**Work to complete:** Extract and list every line that contains the word "デスクトップ".

**Stored entries:**
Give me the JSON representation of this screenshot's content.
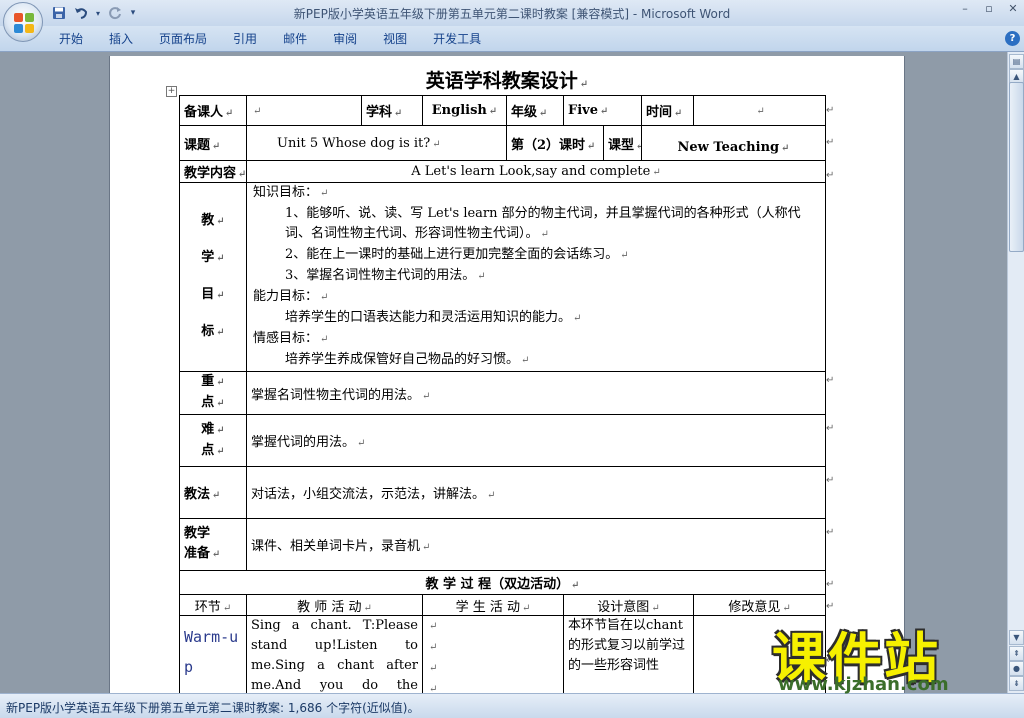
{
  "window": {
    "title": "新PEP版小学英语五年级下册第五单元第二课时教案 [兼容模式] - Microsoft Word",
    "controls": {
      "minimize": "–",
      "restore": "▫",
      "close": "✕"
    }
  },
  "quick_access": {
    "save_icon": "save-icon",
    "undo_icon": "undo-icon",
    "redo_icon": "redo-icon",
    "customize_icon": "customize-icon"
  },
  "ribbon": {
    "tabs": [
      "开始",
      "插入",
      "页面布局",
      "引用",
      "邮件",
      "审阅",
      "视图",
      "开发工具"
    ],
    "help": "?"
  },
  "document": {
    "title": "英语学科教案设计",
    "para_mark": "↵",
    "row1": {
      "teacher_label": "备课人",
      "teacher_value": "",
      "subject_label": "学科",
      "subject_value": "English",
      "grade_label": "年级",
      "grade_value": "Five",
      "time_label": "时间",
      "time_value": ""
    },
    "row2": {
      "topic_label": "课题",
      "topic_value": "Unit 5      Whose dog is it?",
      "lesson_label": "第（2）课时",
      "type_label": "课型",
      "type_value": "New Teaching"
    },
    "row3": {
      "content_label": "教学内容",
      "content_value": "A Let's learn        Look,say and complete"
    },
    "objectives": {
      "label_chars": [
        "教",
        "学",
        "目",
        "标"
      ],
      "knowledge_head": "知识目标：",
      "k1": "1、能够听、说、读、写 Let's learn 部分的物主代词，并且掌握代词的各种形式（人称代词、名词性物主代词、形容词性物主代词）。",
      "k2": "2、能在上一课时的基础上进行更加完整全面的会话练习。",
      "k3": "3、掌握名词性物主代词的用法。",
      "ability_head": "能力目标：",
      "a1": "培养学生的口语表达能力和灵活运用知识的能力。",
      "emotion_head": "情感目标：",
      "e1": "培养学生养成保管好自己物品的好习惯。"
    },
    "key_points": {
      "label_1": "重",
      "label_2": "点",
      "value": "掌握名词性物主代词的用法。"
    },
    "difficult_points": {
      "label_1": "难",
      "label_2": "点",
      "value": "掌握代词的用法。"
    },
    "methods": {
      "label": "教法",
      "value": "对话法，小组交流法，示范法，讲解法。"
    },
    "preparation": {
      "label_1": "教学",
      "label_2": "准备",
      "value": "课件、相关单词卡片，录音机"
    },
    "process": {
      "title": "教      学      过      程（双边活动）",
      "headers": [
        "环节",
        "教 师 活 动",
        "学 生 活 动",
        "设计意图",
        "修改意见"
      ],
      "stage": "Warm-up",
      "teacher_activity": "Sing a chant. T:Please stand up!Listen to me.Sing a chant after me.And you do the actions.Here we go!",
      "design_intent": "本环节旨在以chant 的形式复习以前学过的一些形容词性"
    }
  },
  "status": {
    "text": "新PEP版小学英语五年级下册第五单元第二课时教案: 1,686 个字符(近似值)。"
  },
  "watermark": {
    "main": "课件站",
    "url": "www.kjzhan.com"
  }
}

...

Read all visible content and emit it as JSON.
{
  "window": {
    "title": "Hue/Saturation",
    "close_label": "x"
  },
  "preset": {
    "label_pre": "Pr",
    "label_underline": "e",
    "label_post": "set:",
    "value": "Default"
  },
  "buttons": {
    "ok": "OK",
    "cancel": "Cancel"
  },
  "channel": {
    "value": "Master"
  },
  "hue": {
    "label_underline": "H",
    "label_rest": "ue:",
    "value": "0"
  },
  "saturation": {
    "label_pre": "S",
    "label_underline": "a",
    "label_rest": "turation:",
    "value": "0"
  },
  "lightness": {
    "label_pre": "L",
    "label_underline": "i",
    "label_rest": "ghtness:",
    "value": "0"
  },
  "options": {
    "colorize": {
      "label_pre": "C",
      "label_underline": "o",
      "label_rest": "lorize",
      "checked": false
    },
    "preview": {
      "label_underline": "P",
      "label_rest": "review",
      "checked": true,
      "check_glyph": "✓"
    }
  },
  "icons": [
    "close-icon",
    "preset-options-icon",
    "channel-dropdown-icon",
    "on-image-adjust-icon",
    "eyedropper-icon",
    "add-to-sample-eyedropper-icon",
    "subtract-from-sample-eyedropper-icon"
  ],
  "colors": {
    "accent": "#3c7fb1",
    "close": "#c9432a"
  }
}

...

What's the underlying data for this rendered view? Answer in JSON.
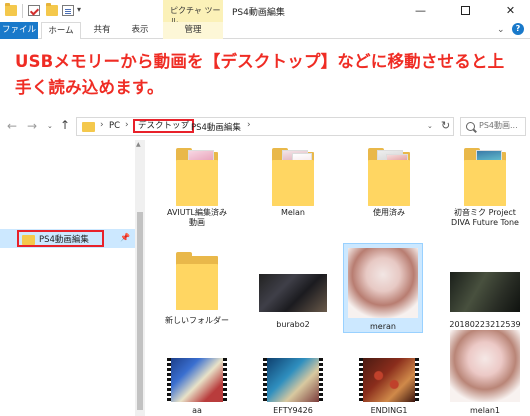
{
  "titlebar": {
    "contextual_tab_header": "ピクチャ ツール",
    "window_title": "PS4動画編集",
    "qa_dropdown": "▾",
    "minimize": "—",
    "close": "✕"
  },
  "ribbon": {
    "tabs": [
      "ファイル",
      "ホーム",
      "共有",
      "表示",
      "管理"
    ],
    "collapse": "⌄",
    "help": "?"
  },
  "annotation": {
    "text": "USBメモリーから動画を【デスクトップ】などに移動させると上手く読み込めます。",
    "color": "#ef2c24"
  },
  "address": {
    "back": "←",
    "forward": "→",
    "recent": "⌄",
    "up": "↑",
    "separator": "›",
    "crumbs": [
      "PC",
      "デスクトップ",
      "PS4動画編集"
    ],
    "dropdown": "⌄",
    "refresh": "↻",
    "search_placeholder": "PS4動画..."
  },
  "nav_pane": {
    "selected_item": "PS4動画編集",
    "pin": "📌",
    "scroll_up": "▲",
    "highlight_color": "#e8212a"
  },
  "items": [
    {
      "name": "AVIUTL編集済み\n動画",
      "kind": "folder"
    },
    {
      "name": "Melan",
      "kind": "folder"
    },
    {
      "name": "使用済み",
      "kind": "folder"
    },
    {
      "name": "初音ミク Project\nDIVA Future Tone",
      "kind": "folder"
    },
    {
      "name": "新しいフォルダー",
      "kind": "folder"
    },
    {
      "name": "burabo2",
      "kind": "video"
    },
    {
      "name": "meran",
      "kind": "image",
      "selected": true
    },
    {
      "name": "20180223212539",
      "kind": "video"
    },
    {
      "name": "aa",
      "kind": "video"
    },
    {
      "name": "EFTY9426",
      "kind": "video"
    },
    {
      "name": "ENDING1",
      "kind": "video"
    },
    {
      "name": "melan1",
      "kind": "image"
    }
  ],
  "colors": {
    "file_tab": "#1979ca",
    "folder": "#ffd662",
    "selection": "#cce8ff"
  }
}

**Response:**
    "text": "USBメモリーから動画を【デスクトップ】などに移動させると上手く読み込めます。",
      "デスクトップ",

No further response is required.